▸ WORK INSTRUCTIONS
In the LLVM mailing-list message, what values should TLI.getTypeAction(MVT::f64) and TLI.getTypeToTransformTo(f64) return?

▸ TEXT
○ ○ ○ ○ ○

Hi Chris,
Thank you very much for your answer! It helps me to move in the right
direction. When you explain it, it sounds rather easy. But I still
have some tricky issues. This is either because I'm not so familiar
with LLVM or because it is a bit underestimated how much LLVM
legalizer/expander relay on expandable types to be integers (see my
explanations below).
--- Chris Lattner <sabre at nondot.org> wrote:> > Another opportunity, as Chris indicated in his previous mails (see
> > below), would be to expose the fact that f64 regs really are
> integer
> > registers.
>
> Right.
>
> >> The target independent parts would need to know how to do this.
> >> Specifically it would need to know how to "expand" f64
to 2x i32.
> >
> > I tried to implement it, but I still have some troubles with that.
> > In my understanding, the code in TargetLowering.cpp and also in
> > SelectioNDAGISel.cpp should be altered. I tried for example to
> modify
> > the computeRegisterProperties to tell that f64 is actually
> represented
> > as 2xi32.
>
> Good, this is the first step. Your goal is to get
> TLI.getTypeAction(MVT::f64) to return 'expand' and to get
> TLI.getTypeToTransformTo(f64) to return i32.
After I sent a mail to the mailing list, I figured out that I need to
do this, so I added exactly what you describe and it helped.
> > I also added some code into the function
> > FunctionLoweringInfo::CreateRegForValue for allocating this pair of
> i32 regs for f64 values. But it does not seem to help.
>
> Ok.

○ ○ ○ ○ ○

▸ RECORDED DATA

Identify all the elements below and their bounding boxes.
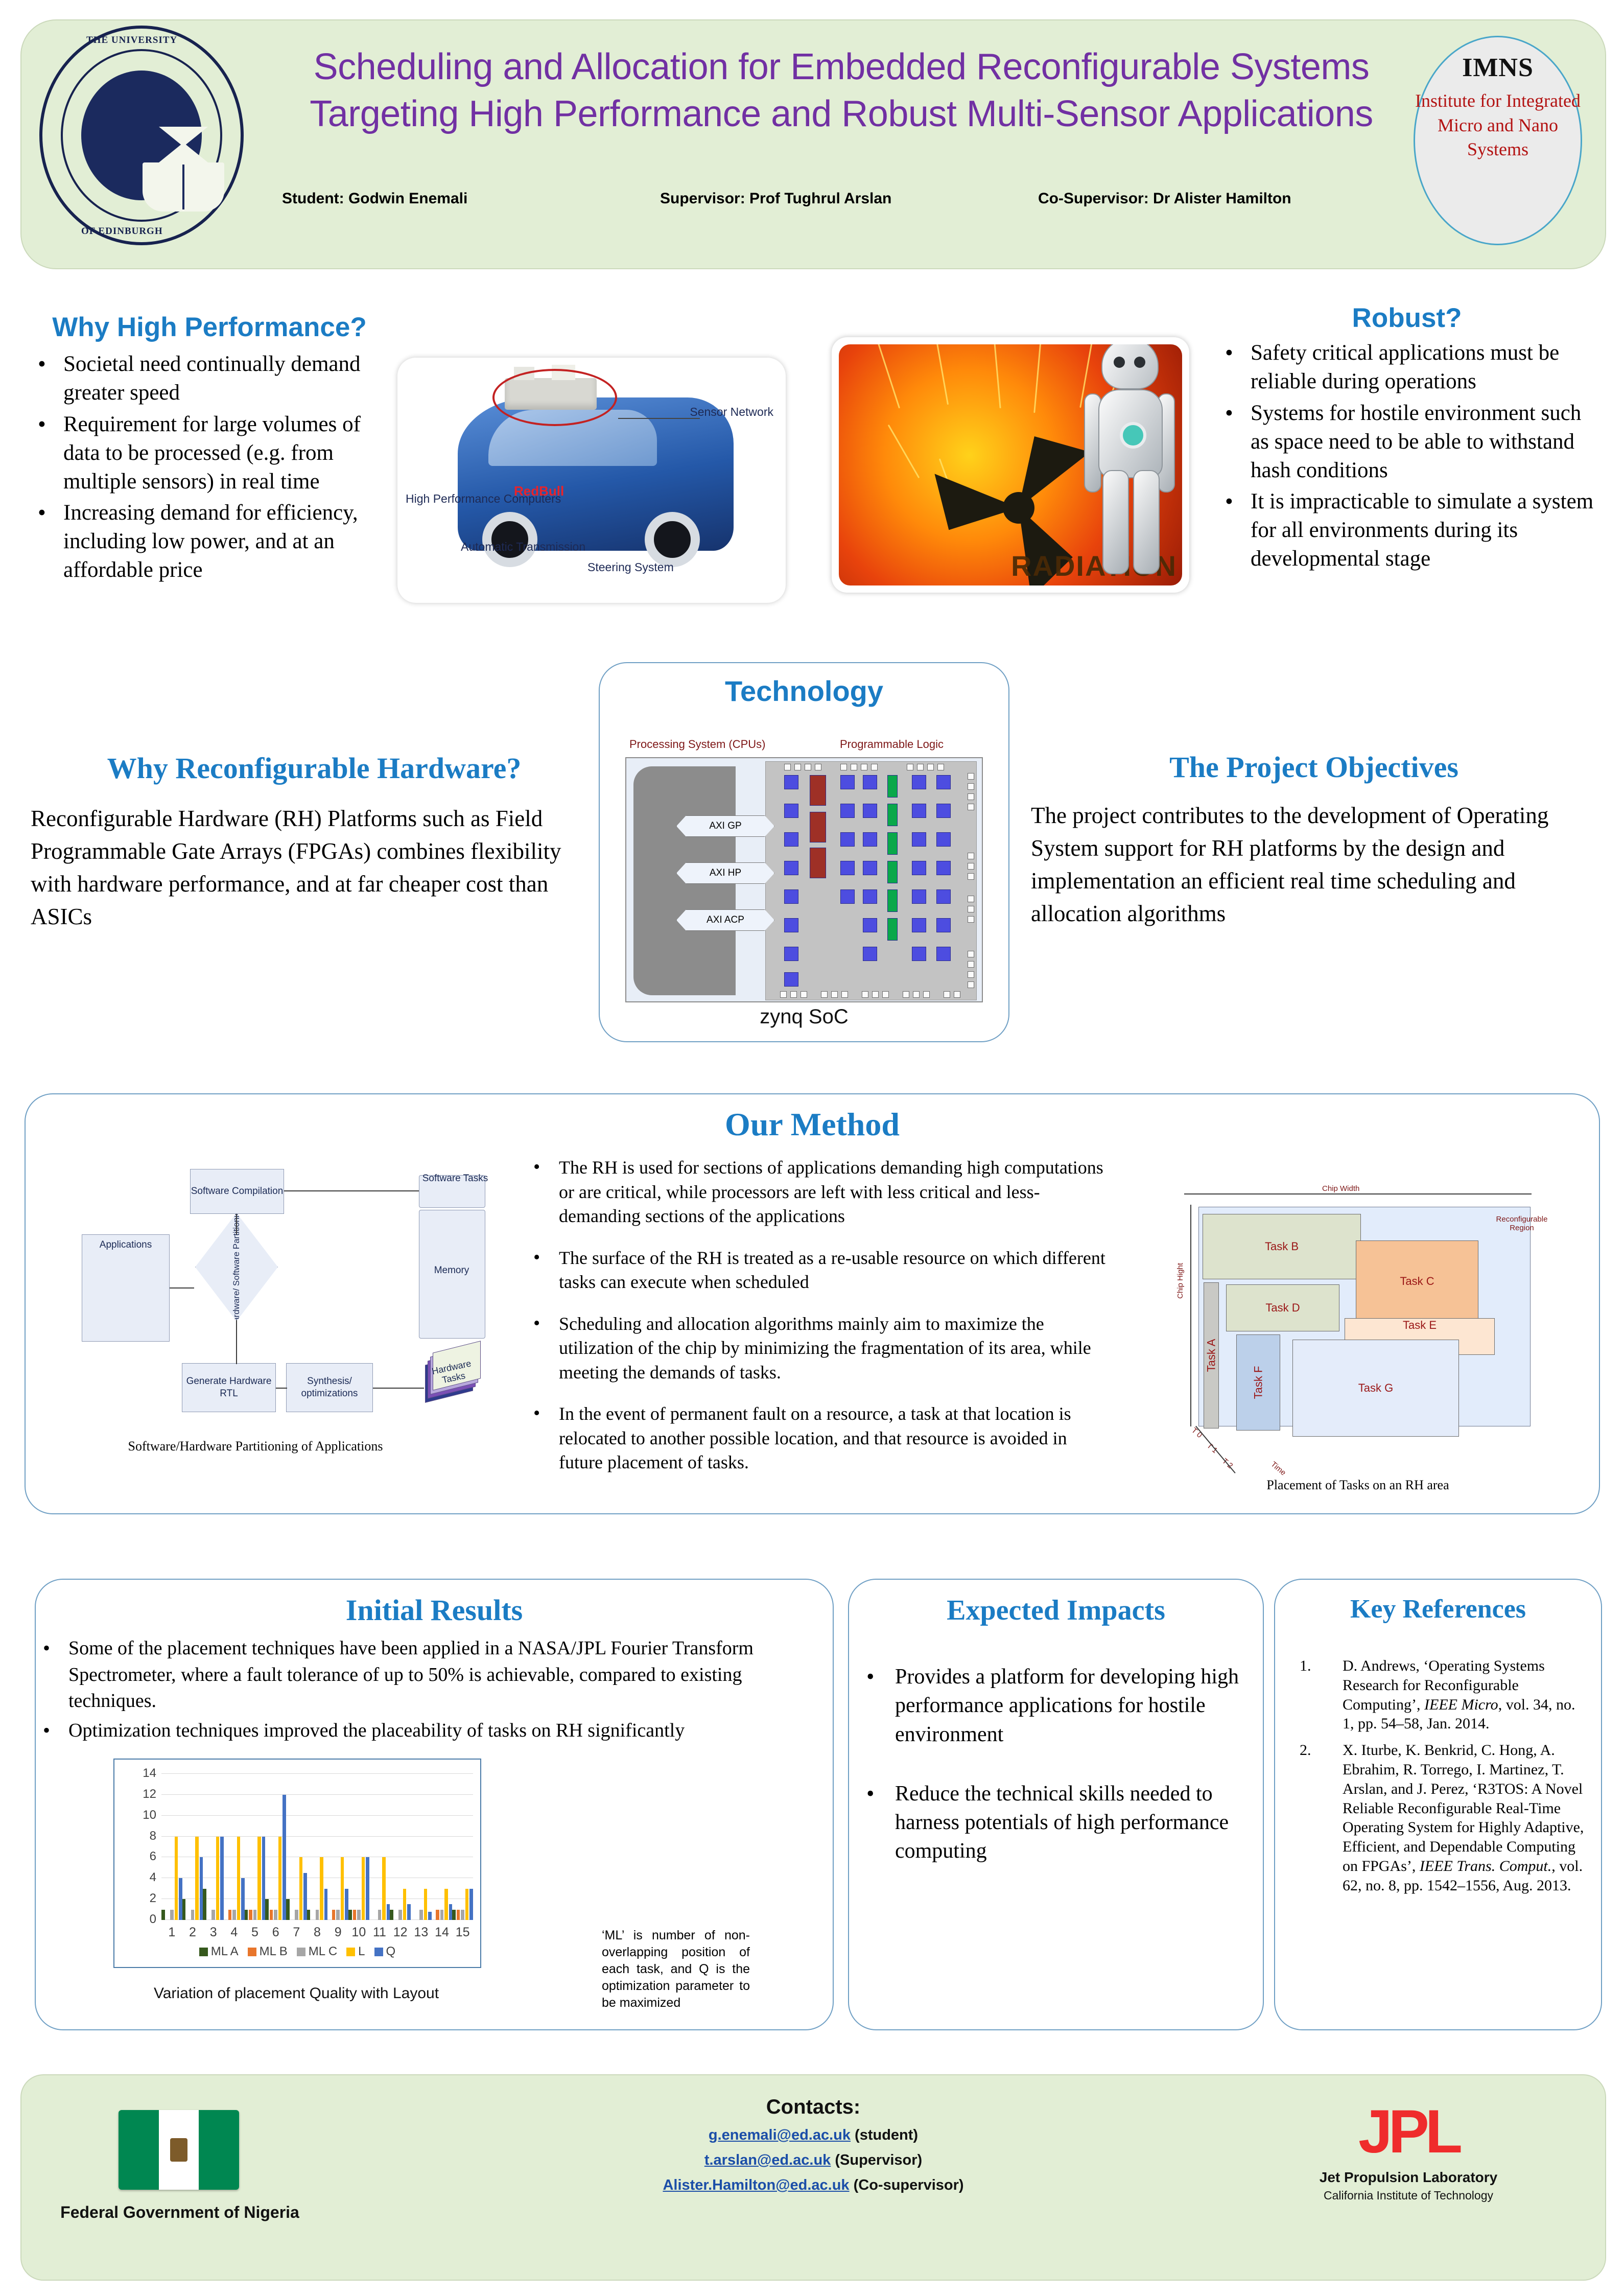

○ ○ ○ ○ ○

▸ CORRECT ANSWER
TLI.getTypeAction(MVT::f64) should return 'expand', and TLI.getTypeToTransformTo(f64) should return i32.